>> BEGIN
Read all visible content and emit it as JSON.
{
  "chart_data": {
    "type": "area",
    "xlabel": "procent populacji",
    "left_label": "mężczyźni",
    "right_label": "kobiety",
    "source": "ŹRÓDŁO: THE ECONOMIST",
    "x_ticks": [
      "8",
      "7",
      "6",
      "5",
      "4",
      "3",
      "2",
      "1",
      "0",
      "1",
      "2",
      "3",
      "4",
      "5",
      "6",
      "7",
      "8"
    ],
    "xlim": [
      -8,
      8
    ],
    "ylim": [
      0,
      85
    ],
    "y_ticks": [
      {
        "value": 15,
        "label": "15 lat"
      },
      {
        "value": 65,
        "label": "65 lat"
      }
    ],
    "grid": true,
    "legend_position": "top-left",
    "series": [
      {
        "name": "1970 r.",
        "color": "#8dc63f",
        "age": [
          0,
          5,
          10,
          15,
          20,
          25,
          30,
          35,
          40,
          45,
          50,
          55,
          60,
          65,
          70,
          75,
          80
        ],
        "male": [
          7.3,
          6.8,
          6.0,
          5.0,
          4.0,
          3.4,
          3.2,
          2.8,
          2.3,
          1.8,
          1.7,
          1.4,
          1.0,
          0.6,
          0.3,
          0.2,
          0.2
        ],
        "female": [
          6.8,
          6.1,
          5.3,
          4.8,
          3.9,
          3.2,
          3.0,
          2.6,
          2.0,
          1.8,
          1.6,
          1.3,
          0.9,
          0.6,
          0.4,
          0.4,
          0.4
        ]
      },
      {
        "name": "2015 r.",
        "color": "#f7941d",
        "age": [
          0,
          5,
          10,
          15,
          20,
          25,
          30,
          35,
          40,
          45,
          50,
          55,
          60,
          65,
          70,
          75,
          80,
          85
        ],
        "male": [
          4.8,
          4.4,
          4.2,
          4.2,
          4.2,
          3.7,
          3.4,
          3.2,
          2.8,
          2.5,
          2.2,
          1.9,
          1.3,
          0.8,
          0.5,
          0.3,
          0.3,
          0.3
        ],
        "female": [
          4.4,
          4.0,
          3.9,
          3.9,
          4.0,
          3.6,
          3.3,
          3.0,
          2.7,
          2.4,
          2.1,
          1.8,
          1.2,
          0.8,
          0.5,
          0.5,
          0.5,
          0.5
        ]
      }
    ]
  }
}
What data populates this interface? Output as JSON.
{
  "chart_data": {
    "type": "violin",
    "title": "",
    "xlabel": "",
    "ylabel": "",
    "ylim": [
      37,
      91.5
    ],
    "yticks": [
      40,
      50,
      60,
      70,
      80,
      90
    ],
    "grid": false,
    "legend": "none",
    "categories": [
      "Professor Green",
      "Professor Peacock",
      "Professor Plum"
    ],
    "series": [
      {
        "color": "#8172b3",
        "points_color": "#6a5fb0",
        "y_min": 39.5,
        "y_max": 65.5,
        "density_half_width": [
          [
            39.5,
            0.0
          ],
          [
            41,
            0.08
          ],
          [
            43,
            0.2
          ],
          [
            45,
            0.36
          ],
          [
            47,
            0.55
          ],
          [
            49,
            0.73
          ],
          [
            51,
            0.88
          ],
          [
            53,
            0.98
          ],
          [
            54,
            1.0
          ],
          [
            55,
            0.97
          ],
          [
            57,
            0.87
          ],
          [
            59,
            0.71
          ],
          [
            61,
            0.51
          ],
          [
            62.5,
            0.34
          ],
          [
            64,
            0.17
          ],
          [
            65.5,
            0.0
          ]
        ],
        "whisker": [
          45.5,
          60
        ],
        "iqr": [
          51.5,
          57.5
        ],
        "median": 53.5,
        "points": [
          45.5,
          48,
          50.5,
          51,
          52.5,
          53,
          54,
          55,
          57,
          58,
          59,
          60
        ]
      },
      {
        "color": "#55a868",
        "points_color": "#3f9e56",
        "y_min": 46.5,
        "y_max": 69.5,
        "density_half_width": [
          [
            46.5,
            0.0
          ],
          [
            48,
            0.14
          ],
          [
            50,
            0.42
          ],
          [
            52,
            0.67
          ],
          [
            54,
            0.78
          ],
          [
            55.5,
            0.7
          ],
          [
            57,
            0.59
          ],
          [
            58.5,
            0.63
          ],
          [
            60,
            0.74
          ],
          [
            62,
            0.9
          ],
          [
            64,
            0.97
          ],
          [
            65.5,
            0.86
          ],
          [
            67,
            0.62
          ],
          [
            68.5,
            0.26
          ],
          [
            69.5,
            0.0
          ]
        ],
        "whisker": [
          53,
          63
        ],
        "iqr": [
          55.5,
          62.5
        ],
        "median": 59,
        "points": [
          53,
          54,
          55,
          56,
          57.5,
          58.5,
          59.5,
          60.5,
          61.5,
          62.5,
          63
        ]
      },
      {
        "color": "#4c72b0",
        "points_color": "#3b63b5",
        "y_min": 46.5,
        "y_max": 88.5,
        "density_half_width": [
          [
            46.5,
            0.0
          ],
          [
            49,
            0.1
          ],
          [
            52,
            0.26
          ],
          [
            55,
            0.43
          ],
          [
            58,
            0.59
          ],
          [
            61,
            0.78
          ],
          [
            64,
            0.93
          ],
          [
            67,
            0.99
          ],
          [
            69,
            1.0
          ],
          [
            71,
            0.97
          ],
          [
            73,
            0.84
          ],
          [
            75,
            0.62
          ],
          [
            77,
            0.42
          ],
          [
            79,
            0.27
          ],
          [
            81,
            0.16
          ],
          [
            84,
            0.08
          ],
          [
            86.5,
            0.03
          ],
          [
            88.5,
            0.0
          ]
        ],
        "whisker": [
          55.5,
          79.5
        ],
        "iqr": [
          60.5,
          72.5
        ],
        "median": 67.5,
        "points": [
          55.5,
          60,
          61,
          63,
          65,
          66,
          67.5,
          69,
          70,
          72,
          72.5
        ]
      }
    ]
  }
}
>> END
§ Exercise instructions
Work out how many lines of the data above hold the word "JSON", and write only the count.

§ The response
2